▶ [EXERCISE OBJECTIVE]:
Copy every entry precisely.

(Figure data in JSON)
-- START --

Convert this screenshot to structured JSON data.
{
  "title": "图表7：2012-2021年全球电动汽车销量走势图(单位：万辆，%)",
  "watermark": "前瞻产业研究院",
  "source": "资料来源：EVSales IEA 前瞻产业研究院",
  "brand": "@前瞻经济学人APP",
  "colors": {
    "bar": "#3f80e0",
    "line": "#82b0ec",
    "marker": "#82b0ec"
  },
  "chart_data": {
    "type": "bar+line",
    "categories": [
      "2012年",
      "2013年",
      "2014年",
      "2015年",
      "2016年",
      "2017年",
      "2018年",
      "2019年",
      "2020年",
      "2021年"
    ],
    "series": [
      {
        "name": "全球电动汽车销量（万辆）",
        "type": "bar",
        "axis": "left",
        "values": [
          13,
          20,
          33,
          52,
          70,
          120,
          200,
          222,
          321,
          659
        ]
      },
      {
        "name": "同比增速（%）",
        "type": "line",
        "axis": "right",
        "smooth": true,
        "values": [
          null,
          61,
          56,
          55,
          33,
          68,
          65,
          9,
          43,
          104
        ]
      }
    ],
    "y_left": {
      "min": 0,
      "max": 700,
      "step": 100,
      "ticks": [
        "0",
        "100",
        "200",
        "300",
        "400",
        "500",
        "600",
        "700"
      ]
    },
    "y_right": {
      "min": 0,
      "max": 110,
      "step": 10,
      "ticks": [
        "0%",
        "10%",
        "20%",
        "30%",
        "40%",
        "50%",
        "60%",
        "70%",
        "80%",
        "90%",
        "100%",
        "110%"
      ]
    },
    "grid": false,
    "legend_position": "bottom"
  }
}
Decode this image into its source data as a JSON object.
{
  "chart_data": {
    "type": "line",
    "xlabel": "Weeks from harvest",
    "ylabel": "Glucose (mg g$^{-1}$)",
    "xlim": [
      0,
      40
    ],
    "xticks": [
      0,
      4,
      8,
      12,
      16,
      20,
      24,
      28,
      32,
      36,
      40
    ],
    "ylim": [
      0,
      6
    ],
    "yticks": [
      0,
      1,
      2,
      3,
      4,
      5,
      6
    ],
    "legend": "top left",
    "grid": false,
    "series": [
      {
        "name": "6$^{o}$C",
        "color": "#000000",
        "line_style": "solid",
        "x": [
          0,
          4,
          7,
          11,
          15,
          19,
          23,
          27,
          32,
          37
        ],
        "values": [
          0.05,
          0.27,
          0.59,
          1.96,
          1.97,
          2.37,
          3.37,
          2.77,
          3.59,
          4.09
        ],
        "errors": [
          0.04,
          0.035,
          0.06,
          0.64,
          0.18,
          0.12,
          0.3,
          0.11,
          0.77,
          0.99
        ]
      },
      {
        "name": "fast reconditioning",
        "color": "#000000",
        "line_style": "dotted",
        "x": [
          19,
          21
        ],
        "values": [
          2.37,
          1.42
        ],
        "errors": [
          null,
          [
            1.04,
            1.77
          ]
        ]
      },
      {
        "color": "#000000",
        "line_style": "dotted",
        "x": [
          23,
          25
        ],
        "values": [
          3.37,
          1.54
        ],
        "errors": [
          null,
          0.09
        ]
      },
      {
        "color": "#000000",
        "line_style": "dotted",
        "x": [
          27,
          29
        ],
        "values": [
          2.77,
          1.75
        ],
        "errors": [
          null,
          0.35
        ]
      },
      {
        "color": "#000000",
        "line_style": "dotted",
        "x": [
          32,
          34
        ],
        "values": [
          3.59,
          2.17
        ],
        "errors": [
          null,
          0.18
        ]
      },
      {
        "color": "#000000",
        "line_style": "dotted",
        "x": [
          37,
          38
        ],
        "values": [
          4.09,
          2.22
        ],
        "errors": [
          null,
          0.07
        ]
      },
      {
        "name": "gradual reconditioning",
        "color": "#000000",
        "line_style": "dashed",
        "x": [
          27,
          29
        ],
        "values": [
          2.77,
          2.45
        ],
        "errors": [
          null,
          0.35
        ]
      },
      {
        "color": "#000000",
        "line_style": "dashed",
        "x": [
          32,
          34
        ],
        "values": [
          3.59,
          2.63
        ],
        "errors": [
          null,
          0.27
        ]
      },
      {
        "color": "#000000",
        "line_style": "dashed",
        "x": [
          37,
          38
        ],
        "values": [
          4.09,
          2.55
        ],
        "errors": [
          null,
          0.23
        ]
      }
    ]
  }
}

-- END --

▶ [ANSWER BELOW]:
Convert this screenshot to structured JSON data.
{
  "title": "图表7：2012-2021年全球电动汽车销量走势图(单位：万辆，%)",
  "watermark": "前瞻产业研究院",
  "source": "资料来源：EVSales IEA 前瞻产业研究院",
  "brand": "@前瞻经济学人APP",
  "colors": {
    "bar": "#3f80e0",
    "line": "#82b0ec",
    "marker": "#82b0ec"
  },
  "chart_data": {
    "type": "bar+line",
    "categories": [
      "2012年",
      "2013年",
      "2014年",
      "2015年",
      "2016年",
      "2017年",
      "2018年",
      "2019年",
      "2020年",
      "2021年"
    ],
    "series": [
      {
        "name": "全球电动汽车销量（万辆）",
        "type": "bar",
        "axis": "left",
        "values": [
          13,
          20,
          33,
          52,
          70,
          120,
          200,
          222,
          321,
          659
        ]
      },
      {
        "name": "同比增速（%）",
        "type": "line",
        "axis": "right",
        "smooth": true,
        "values": [
          null,
          61,
          56,
          55,
          33,
          68,
          65,
          9,
          43,
          104
        ]
      }
    ],
    "y_left": {
      "min": 0,
      "max": 700,
      "step": 100,
      "ticks": [
        "0",
        "100",
        "200",
        "300",
        "400",
        "500",
        "600",
        "700"
      ]
    },
    "y_right": {
      "min": 0,
      "max": 110,
      "step": 10,
      "ticks": [
        "0%",
        "10%",
        "20%",
        "30%",
        "40%",
        "50%",
        "60%",
        "70%",
        "80%",
        "90%",
        "100%",
        "110%"
      ]
    },
    "grid": false,
    "legend_position": "bottom"
  }
}
Decode this image into its source data as a JSON object.
{
  "chart_data": {
    "type": "line",
    "xlabel": "Weeks from harvest",
    "ylabel": "Glucose (mg g$^{-1}$)",
    "xlim": [
      0,
      40
    ],
    "xticks": [
      0,
      4,
      8,
      12,
      16,
      20,
      24,
      28,
      32,
      36,
      40
    ],
    "ylim": [
      0,
      6
    ],
    "yticks": [
      0,
      1,
      2,
      3,
      4,
      5,
      6
    ],
    "legend": "top left",
    "grid": false,
    "series": [
      {
        "name": "6$^{o}$C",
        "color": "#000000",
        "line_style": "solid",
        "x": [
          0,
          4,
          7,
          11,
          15,
          19,
          23,
          27,
          32,
          37
        ],
        "values": [
          0.05,
          0.27,
          0.59,
          1.96,
          1.97,
          2.37,
          3.37,
          2.77,
          3.59,
          4.09
        ],
        "errors": [
          0.04,
          0.035,
          0.06,
          0.64,
          0.18,
          0.12,
          0.3,
          0.11,
          0.77,
          0.99
        ]
      },
      {
        "name": "fast reconditioning",
        "color": "#000000",
        "line_style": "dotted",
        "x": [
          19,
          21
        ],
        "values": [
          2.37,
          1.42
        ],
        "errors": [
          null,
          [
            1.04,
            1.77
          ]
        ]
      },
      {
        "color": "#000000",
        "line_style": "dotted",
        "x": [
          23,
          25
        ],
        "values": [
          3.37,
          1.54
        ],
        "errors": [
          null,
          0.09
        ]
      },
      {
        "color": "#000000",
        "line_style": "dotted",
        "x": [
          27,
          29
        ],
        "values": [
          2.77,
          1.75
        ],
        "errors": [
          null,
          0.35
        ]
      },
      {
        "color": "#000000",
        "line_style": "dotted",
        "x": [
          32,
          34
        ],
        "values": [
          3.59,
          2.17
        ],
        "errors": [
          null,
          0.18
        ]
      },
      {
        "color": "#000000",
        "line_style": "dotted",
        "x": [
          37,
          38
        ],
        "values": [
          4.09,
          2.22
        ],
        "errors": [
          null,
          0.07
        ]
      },
      {
        "name": "gradual reconditioning",
        "color": "#000000",
        "line_style": "dashed",
        "x": [
          27,
          29
        ],
        "values": [
          2.77,
          2.45
        ],
        "errors": [
          null,
          0.35
        ]
      },
      {
        "color": "#000000",
        "line_style": "dashed",
        "x": [
          32,
          34
        ],
        "values": [
          3.59,
          2.63
        ],
        "errors": [
          null,
          0.27
        ]
      },
      {
        "color": "#000000",
        "line_style": "dashed",
        "x": [
          37,
          38
        ],
        "values": [
          4.09,
          2.55
        ],
        "errors": [
          null,
          0.23
        ]
      }
    ]
  }
}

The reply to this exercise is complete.